■ **PAGE TEXT**:
** Start **
Canning 101: Everything You Need to Get Started Canning | This comprehensive post shares what tools are a must-have, which ones you can skip, and what you can add to your wish list.
Getting started canning can seem totally overwhelming because you need fairly specific equipment and it is really hard to know what to invest in, what you can skip, and what is a necessity. I am here to explain all the stuff you must have, the tools that are handy but not necessary, and what you can wait a while to get your hands on. This post will explain everything you need to get started water bath canning and includes affiliate links to Amazon (my online shopping fave) should you want to start adding goodies to your cart and get started canning stat. If you think you have all the tools you need, this post shares what in the world you need all the pots for. If you have canned a time or two, scroll down to where I share my canning resources including the Acid & Canning Guide and the link to the ebook I’m so excited about. Happy reading, Wildflowers!
This post contains affiliate links. All opinions remain my own and I would never suggest a product I don’t own myself or would recommend to my Grandmother, the nicest lady in the world.
The first thing you need to begin canning is a canning pot. These are often the black with white speckled enamel pots that are really large and are frequently sold with a wire rack inside. You don’t have to have a huge pot like this, and if you are a single person or a small family (read: not canning to feed a small army) a pasta pot will work just fine. In fact, I’d use whatever pot you can borrow or already own until you make your first batch or two before you make the investment. A large pot takes up a lot of cupboard space and in my tiny house, that is pretty important. The pot will need to be taller than the tallest jar you plan on processing (that means sticking inside the pot, upright) by at least 3 inches. I have a pasta pot that is shorter than the standard quart jar, so I just can pints in it. The beauty of a smaller pot is a shorter time for the water to boil which can be very helpful indeed. Your pot doesn’t need a lid, though the water will come to a boil faster if you do.
** End **
■ **RECORD EXTRACTS**:
** Start **
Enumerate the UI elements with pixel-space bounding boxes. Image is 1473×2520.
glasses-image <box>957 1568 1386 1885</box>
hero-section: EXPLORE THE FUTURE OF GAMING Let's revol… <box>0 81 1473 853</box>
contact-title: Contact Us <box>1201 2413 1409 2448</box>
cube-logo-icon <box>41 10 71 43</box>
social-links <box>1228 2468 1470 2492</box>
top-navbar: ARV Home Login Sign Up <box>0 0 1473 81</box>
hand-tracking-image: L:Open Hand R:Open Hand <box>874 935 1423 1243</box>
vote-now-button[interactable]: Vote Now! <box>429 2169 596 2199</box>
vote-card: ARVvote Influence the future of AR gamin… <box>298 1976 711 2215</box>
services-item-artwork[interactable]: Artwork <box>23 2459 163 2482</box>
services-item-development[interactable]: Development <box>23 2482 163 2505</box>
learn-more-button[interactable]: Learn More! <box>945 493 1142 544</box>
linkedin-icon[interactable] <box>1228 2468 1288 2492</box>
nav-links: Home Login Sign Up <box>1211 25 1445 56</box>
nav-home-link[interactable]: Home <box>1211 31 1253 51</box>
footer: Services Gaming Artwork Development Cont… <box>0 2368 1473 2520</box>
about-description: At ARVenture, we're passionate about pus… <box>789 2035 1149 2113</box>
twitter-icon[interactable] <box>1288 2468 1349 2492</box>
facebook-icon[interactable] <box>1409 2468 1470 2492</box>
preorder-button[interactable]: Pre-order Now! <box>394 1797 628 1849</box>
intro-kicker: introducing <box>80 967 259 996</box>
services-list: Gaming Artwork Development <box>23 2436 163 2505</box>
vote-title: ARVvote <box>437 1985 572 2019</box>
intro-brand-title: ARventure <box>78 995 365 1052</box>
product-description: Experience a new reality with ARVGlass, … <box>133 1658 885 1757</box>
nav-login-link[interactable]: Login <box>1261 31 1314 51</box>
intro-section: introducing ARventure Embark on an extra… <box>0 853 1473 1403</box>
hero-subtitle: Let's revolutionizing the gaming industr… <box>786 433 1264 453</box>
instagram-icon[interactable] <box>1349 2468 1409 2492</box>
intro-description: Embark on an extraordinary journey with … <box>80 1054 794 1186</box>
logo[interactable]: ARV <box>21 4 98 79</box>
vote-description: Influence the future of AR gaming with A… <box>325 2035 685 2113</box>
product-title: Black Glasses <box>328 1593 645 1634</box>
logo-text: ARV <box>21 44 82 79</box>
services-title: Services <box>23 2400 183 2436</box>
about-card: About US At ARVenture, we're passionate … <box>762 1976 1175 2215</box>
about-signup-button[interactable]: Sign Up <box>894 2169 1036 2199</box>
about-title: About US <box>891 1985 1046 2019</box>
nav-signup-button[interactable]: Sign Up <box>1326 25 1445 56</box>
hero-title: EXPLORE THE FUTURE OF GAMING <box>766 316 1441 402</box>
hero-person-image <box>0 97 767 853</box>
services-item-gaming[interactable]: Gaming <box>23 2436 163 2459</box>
** End **
■ **REQUEST A**:
Answer these questions about the canning post:
(i) What kind of pot does the canning post say will work fine for a single person or a small family?
(ii) By how much must the pot be taller than the tallest jar to be processed?
(iii) Which online store do the affiliate links in the canning post lead to?
■ **REQUEST B**: Reproduce the canning post between "Getting started canning" and "Happy reading, Wildflowers!", inclusive, and swap "overwhelming" for "intimidating".

■ **WRITTEN REPLY A**:
(i) A pasta pot will work fine.
(ii) It must be taller by at least 3 inches.
(iii) They lead to Amazon.

■ **WRITTEN REPLY B**:
Getting started canning can seem totally intimidating because you need fairly specific equipment and it is really hard to know what to invest in, what you can skip, and what is a necessity. I am here to explain all the stuff you must have, the tools that are handy but not necessary, and what you can wait a while to get your hands on. This post will explain everything you need to get started water bath canning and includes affiliate links to Amazon (my online shopping fave) should you want to start adding goodies to your cart and get started canning stat. If you think you have all the tools you need, this post shares what in the world you need all the pots for. If you have canned a time or two, scroll down to where I share my canning resources including the Acid & Canning Guide and the link to the ebook I’m so excited about. Happy reading, Wildflowers!